DIRECTIVE: Print, exactly and completely, every entry in the data.

BEGIN EXTRACTED MATERIAL

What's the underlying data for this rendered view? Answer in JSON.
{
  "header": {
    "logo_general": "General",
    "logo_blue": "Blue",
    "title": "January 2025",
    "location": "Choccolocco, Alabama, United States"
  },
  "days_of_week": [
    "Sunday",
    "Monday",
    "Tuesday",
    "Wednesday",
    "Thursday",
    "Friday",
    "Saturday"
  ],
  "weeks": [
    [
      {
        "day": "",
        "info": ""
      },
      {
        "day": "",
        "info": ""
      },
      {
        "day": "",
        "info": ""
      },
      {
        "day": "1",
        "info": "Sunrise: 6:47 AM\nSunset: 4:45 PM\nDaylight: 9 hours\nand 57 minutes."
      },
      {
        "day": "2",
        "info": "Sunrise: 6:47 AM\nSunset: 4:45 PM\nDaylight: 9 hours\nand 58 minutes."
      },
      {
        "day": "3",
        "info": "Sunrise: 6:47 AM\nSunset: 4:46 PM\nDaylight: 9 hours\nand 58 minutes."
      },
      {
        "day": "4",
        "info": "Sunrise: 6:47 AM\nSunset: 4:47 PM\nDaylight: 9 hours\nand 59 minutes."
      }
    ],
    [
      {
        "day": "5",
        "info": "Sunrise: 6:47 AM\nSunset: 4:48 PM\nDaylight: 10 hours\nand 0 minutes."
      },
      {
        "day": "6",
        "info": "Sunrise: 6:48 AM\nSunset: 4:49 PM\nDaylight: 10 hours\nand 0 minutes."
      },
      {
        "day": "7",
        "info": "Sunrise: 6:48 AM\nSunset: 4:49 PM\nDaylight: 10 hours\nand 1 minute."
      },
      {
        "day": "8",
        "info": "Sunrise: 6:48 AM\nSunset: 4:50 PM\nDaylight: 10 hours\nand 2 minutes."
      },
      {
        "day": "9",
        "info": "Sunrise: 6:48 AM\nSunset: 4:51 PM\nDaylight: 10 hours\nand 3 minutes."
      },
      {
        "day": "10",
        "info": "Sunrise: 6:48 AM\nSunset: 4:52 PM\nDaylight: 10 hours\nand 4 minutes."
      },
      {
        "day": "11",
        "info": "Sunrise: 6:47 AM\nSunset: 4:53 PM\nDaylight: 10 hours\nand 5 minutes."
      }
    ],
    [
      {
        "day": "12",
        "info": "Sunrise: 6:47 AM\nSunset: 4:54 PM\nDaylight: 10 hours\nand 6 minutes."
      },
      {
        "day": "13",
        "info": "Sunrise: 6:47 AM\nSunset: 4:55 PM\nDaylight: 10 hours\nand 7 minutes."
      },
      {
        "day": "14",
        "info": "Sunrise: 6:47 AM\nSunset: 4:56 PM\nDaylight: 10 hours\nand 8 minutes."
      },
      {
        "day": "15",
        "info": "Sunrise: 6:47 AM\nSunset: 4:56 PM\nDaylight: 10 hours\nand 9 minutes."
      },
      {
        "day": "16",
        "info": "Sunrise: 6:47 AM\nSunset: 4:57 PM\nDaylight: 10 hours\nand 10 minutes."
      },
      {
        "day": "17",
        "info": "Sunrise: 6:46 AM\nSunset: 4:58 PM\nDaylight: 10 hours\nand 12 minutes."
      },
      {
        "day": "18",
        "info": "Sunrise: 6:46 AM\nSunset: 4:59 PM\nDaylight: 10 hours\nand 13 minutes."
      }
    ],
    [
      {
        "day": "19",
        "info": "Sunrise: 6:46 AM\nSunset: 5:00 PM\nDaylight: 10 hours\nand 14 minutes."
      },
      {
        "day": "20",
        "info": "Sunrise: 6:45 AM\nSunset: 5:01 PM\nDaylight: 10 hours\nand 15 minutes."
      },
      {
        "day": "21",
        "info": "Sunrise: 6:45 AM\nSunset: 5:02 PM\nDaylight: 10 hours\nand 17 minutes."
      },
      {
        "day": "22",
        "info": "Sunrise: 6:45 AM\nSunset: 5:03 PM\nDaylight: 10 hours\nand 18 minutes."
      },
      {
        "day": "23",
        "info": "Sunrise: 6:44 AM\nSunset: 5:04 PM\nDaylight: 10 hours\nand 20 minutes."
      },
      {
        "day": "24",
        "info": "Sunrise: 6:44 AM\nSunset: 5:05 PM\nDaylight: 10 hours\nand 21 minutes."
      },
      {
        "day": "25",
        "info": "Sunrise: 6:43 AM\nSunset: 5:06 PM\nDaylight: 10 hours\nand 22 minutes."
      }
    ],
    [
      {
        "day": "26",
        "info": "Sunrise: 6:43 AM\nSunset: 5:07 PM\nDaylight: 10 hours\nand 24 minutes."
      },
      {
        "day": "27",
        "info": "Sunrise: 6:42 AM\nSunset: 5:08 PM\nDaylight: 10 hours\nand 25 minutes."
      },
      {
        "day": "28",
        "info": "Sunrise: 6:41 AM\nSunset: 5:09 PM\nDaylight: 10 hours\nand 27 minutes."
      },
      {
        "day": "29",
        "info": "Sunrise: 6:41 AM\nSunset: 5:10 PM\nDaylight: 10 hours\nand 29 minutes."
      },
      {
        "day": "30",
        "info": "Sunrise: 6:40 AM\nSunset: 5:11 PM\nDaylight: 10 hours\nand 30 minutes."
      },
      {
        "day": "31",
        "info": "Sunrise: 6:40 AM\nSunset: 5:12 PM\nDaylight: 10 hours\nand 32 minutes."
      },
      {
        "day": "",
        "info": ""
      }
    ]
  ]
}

END EXTRACTED MATERIAL

THE REPLY:
What's the underlying data for this rendered view? Answer in JSON.
{
  "header": {
    "logo_general": "General",
    "logo_blue": "Blue",
    "title": "January 2025",
    "location": "Choccolocco, Alabama, United States"
  },
  "days_of_week": [
    "Sunday",
    "Monday",
    "Tuesday",
    "Wednesday",
    "Thursday",
    "Friday",
    "Saturday"
  ],
  "weeks": [
    [
      {
        "day": "",
        "info": ""
      },
      {
        "day": "",
        "info": ""
      },
      {
        "day": "",
        "info": ""
      },
      {
        "day": "1",
        "info": "Sunrise: 6:47 AM\nSunset: 4:45 PM\nDaylight: 9 hours\nand 57 minutes."
      },
      {
        "day": "2",
        "info": "Sunrise: 6:47 AM\nSunset: 4:45 PM\nDaylight: 9 hours\nand 58 minutes."
      },
      {
        "day": "3",
        "info": "Sunrise: 6:47 AM\nSunset: 4:46 PM\nDaylight: 9 hours\nand 58 minutes."
      },
      {
        "day": "4",
        "info": "Sunrise: 6:47 AM\nSunset: 4:47 PM\nDaylight: 9 hours\nand 59 minutes."
      }
    ],
    [
      {
        "day": "5",
        "info": "Sunrise: 6:47 AM\nSunset: 4:48 PM\nDaylight: 10 hours\nand 0 minutes."
      },
      {
        "day": "6",
        "info": "Sunrise: 6:48 AM\nSunset: 4:49 PM\nDaylight: 10 hours\nand 0 minutes."
      },
      {
        "day": "7",
        "info": "Sunrise: 6:48 AM\nSunset: 4:49 PM\nDaylight: 10 hours\nand 1 minute."
      },
      {
        "day": "8",
        "info": "Sunrise: 6:48 AM\nSunset: 4:50 PM\nDaylight: 10 hours\nand 2 minutes."
      },
      {
        "day": "9",
        "info": "Sunrise: 6:48 AM\nSunset: 4:51 PM\nDaylight: 10 hours\nand 3 minutes."
      },
      {
        "day": "10",
        "info": "Sunrise: 6:48 AM\nSunset: 4:52 PM\nDaylight: 10 hours\nand 4 minutes."
      },
      {
        "day": "11",
        "info": "Sunrise: 6:47 AM\nSunset: 4:53 PM\nDaylight: 10 hours\nand 5 minutes."
      }
    ],
    [
      {
        "day": "12",
        "info": "Sunrise: 6:47 AM\nSunset: 4:54 PM\nDaylight: 10 hours\nand 6 minutes."
      },
      {
        "day": "13",
        "info": "Sunrise: 6:47 AM\nSunset: 4:55 PM\nDaylight: 10 hours\nand 7 minutes."
      },
      {
        "day": "14",
        "info": "Sunrise: 6:47 AM\nSunset: 4:56 PM\nDaylight: 10 hours\nand 8 minutes."
      },
      {
        "day": "15",
        "info": "Sunrise: 6:47 AM\nSunset: 4:56 PM\nDaylight: 10 hours\nand 9 minutes."
      },
      {
        "day": "16",
        "info": "Sunrise: 6:47 AM\nSunset: 4:57 PM\nDaylight: 10 hours\nand 10 minutes."
      },
      {
        "day": "17",
        "info": "Sunrise: 6:46 AM\nSunset: 4:58 PM\nDaylight: 10 hours\nand 12 minutes."
      },
      {
        "day": "18",
        "info": "Sunrise: 6:46 AM\nSunset: 4:59 PM\nDaylight: 10 hours\nand 13 minutes."
      }
    ],
    [
      {
        "day": "19",
        "info": "Sunrise: 6:46 AM\nSunset: 5:00 PM\nDaylight: 10 hours\nand 14 minutes."
      },
      {
        "day": "20",
        "info": "Sunrise: 6:45 AM\nSunset: 5:01 PM\nDaylight: 10 hours\nand 15 minutes."
      },
      {
        "day": "21",
        "info": "Sunrise: 6:45 AM\nSunset: 5:02 PM\nDaylight: 10 hours\nand 17 minutes."
      },
      {
        "day": "22",
        "info": "Sunrise: 6:45 AM\nSunset: 5:03 PM\nDaylight: 10 hours\nand 18 minutes."
      },
      {
        "day": "23",
        "info": "Sunrise: 6:44 AM\nSunset: 5:04 PM\nDaylight: 10 hours\nand 20 minutes."
      },
      {
        "day": "24",
        "info": "Sunrise: 6:44 AM\nSunset: 5:05 PM\nDaylight: 10 hours\nand 21 minutes."
      },
      {
        "day": "25",
        "info": "Sunrise: 6:43 AM\nSunset: 5:06 PM\nDaylight: 10 hours\nand 22 minutes."
      }
    ],
    [
      {
        "day": "26",
        "info": "Sunrise: 6:43 AM\nSunset: 5:07 PM\nDaylight: 10 hours\nand 24 minutes."
      },
      {
        "day": "27",
        "info": "Sunrise: 6:42 AM\nSunset: 5:08 PM\nDaylight: 10 hours\nand 25 minutes."
      },
      {
        "day": "28",
        "info": "Sunrise: 6:41 AM\nSunset: 5:09 PM\nDaylight: 10 hours\nand 27 minutes."
      },
      {
        "day": "29",
        "info": "Sunrise: 6:41 AM\nSunset: 5:10 PM\nDaylight: 10 hours\nand 29 minutes."
      },
      {
        "day": "30",
        "info": "Sunrise: 6:40 AM\nSunset: 5:11 PM\nDaylight: 10 hours\nand 30 minutes."
      },
      {
        "day": "31",
        "info": "Sunrise: 6:40 AM\nSunset: 5:12 PM\nDaylight: 10 hours\nand 32 minutes."
      },
      {
        "day": "",
        "info": ""
      }
    ]
  ]
}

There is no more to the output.